• **INSTRUCTION**
Your task is to retype each line of the data below exactly.

• **RECORDS PROVIDED**
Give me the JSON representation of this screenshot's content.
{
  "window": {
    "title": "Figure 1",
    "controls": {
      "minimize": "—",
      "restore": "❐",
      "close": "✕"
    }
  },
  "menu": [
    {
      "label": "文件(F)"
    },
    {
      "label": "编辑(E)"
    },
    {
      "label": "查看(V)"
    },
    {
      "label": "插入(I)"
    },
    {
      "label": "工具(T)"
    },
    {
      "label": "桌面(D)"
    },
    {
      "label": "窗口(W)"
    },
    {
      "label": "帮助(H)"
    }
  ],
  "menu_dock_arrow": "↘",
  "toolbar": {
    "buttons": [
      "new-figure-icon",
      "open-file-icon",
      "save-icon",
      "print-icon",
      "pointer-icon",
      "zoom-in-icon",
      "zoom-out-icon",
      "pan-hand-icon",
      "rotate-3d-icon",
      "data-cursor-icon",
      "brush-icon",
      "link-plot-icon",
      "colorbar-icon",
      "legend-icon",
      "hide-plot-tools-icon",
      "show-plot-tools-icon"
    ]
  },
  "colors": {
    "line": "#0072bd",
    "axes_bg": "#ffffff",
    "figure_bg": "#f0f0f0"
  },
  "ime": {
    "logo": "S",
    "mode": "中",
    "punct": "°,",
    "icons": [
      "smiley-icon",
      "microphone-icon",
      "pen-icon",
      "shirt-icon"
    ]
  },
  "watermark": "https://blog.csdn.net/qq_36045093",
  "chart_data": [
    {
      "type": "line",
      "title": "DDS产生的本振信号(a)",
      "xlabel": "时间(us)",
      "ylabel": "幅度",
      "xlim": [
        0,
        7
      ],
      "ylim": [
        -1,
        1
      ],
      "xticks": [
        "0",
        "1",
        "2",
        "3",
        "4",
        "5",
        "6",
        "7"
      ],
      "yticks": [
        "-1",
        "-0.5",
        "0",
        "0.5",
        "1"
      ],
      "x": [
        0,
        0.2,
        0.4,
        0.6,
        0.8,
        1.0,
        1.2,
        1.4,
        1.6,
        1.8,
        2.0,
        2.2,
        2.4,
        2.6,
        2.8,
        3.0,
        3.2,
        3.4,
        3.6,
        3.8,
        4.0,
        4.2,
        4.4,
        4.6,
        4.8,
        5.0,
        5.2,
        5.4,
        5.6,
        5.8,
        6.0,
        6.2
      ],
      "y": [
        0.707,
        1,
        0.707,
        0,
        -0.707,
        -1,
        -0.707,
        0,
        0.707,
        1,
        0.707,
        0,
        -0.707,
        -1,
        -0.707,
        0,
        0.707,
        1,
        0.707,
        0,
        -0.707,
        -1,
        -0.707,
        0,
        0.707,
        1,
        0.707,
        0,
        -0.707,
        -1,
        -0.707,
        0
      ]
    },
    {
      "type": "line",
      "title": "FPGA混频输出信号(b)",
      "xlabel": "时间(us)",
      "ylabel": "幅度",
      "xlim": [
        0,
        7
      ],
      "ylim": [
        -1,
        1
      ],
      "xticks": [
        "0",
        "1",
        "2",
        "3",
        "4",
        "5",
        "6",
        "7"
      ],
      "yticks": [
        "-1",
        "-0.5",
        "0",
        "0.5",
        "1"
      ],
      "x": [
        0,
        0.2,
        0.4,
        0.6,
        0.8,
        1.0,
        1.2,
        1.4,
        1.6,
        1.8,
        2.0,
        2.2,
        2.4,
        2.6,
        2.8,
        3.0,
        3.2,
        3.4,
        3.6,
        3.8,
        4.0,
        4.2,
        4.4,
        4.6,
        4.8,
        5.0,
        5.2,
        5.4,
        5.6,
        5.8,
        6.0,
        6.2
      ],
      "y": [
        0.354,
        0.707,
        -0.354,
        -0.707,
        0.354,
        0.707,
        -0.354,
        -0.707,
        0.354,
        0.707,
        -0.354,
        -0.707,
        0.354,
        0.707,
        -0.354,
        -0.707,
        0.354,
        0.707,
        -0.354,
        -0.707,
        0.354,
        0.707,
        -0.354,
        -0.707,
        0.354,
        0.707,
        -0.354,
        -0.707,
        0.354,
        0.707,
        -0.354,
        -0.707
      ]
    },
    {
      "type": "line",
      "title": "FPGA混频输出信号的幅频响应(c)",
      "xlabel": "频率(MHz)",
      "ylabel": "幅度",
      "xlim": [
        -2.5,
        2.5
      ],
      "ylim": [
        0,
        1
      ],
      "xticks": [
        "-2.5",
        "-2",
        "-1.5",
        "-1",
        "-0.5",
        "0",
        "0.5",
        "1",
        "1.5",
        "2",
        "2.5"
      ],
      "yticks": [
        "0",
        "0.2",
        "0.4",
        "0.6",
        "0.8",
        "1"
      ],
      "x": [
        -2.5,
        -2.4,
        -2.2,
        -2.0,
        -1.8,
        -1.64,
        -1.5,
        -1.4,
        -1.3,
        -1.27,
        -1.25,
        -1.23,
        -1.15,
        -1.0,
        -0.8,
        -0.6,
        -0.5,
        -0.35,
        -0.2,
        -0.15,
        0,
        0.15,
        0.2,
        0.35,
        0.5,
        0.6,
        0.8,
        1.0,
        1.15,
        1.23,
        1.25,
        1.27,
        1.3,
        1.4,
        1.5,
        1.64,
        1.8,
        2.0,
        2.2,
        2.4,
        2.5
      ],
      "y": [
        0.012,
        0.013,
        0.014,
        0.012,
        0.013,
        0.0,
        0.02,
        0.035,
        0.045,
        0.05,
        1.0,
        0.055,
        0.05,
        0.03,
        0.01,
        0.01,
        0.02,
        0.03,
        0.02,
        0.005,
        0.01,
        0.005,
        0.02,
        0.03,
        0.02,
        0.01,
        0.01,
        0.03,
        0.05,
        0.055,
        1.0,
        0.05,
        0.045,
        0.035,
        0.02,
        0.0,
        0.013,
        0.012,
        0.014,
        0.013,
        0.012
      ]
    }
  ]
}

• **SOLUTION**
Give me the JSON representation of this screenshot's content.
{
  "window": {
    "title": "Figure 1",
    "controls": {
      "minimize": "—",
      "restore": "❐",
      "close": "✕"
    }
  },
  "menu": [
    {
      "label": "文件(F)"
    },
    {
      "label": "编辑(E)"
    },
    {
      "label": "查看(V)"
    },
    {
      "label": "插入(I)"
    },
    {
      "label": "工具(T)"
    },
    {
      "label": "桌面(D)"
    },
    {
      "label": "窗口(W)"
    },
    {
      "label": "帮助(H)"
    }
  ],
  "menu_dock_arrow": "↘",
  "toolbar": {
    "buttons": [
      "new-figure-icon",
      "open-file-icon",
      "save-icon",
      "print-icon",
      "pointer-icon",
      "zoom-in-icon",
      "zoom-out-icon",
      "pan-hand-icon",
      "rotate-3d-icon",
      "data-cursor-icon",
      "brush-icon",
      "link-plot-icon",
      "colorbar-icon",
      "legend-icon",
      "hide-plot-tools-icon",
      "show-plot-tools-icon"
    ]
  },
  "colors": {
    "line": "#0072bd",
    "axes_bg": "#ffffff",
    "figure_bg": "#f0f0f0"
  },
  "ime": {
    "logo": "S",
    "mode": "中",
    "punct": "°,",
    "icons": [
      "smiley-icon",
      "microphone-icon",
      "pen-icon",
      "shirt-icon"
    ]
  },
  "watermark": "https://blog.csdn.net/qq_36045093",
  "chart_data": [
    {
      "type": "line",
      "title": "DDS产生的本振信号(a)",
      "xlabel": "时间(us)",
      "ylabel": "幅度",
      "xlim": [
        0,
        7
      ],
      "ylim": [
        -1,
        1
      ],
      "xticks": [
        "0",
        "1",
        "2",
        "3",
        "4",
        "5",
        "6",
        "7"
      ],
      "yticks": [
        "-1",
        "-0.5",
        "0",
        "0.5",
        "1"
      ],
      "x": [
        0,
        0.2,
        0.4,
        0.6,
        0.8,
        1.0,
        1.2,
        1.4,
        1.6,
        1.8,
        2.0,
        2.2,
        2.4,
        2.6,
        2.8,
        3.0,
        3.2,
        3.4,
        3.6,
        3.8,
        4.0,
        4.2,
        4.4,
        4.6,
        4.8,
        5.0,
        5.2,
        5.4,
        5.6,
        5.8,
        6.0,
        6.2
      ],
      "y": [
        0.707,
        1,
        0.707,
        0,
        -0.707,
        -1,
        -0.707,
        0,
        0.707,
        1,
        0.707,
        0,
        -0.707,
        -1,
        -0.707,
        0,
        0.707,
        1,
        0.707,
        0,
        -0.707,
        -1,
        -0.707,
        0,
        0.707,
        1,
        0.707,
        0,
        -0.707,
        -1,
        -0.707,
        0
      ]
    },
    {
      "type": "line",
      "title": "FPGA混频输出信号(b)",
      "xlabel": "时间(us)",
      "ylabel": "幅度",
      "xlim": [
        0,
        7
      ],
      "ylim": [
        -1,
        1
      ],
      "xticks": [
        "0",
        "1",
        "2",
        "3",
        "4",
        "5",
        "6",
        "7"
      ],
      "yticks": [
        "-1",
        "-0.5",
        "0",
        "0.5",
        "1"
      ],
      "x": [
        0,
        0.2,
        0.4,
        0.6,
        0.8,
        1.0,
        1.2,
        1.4,
        1.6,
        1.8,
        2.0,
        2.2,
        2.4,
        2.6,
        2.8,
        3.0,
        3.2,
        3.4,
        3.6,
        3.8,
        4.0,
        4.2,
        4.4,
        4.6,
        4.8,
        5.0,
        5.2,
        5.4,
        5.6,
        5.8,
        6.0,
        6.2
      ],
      "y": [
        0.354,
        0.707,
        -0.354,
        -0.707,
        0.354,
        0.707,
        -0.354,
        -0.707,
        0.354,
        0.707,
        -0.354,
        -0.707,
        0.354,
        0.707,
        -0.354,
        -0.707,
        0.354,
        0.707,
        -0.354,
        -0.707,
        0.354,
        0.707,
        -0.354,
        -0.707,
        0.354,
        0.707,
        -0.354,
        -0.707,
        0.354,
        0.707,
        -0.354,
        -0.707
      ]
    },
    {
      "type": "line",
      "title": "FPGA混频输出信号的幅频响应(c)",
      "xlabel": "频率(MHz)",
      "ylabel": "幅度",
      "xlim": [
        -2.5,
        2.5
      ],
      "ylim": [
        0,
        1
      ],
      "xticks": [
        "-2.5",
        "-2",
        "-1.5",
        "-1",
        "-0.5",
        "0",
        "0.5",
        "1",
        "1.5",
        "2",
        "2.5"
      ],
      "yticks": [
        "0",
        "0.2",
        "0.4",
        "0.6",
        "0.8",
        "1"
      ],
      "x": [
        -2.5,
        -2.4,
        -2.2,
        -2.0,
        -1.8,
        -1.64,
        -1.5,
        -1.4,
        -1.3,
        -1.27,
        -1.25,
        -1.23,
        -1.15,
        -1.0,
        -0.8,
        -0.6,
        -0.5,
        -0.35,
        -0.2,
        -0.15,
        0,
        0.15,
        0.2,
        0.35,
        0.5,
        0.6,
        0.8,
        1.0,
        1.15,
        1.23,
        1.25,
        1.27,
        1.3,
        1.4,
        1.5,
        1.64,
        1.8,
        2.0,
        2.2,
        2.4,
        2.5
      ],
      "y": [
        0.012,
        0.013,
        0.014,
        0.012,
        0.013,
        0.0,
        0.02,
        0.035,
        0.045,
        0.05,
        1.0,
        0.055,
        0.05,
        0.03,
        0.01,
        0.01,
        0.02,
        0.03,
        0.02,
        0.005,
        0.01,
        0.005,
        0.02,
        0.03,
        0.02,
        0.01,
        0.01,
        0.03,
        0.05,
        0.055,
        1.0,
        0.05,
        0.045,
        0.035,
        0.02,
        0.0,
        0.013,
        0.012,
        0.014,
        0.013,
        0.012
      ]
    }
  ]
}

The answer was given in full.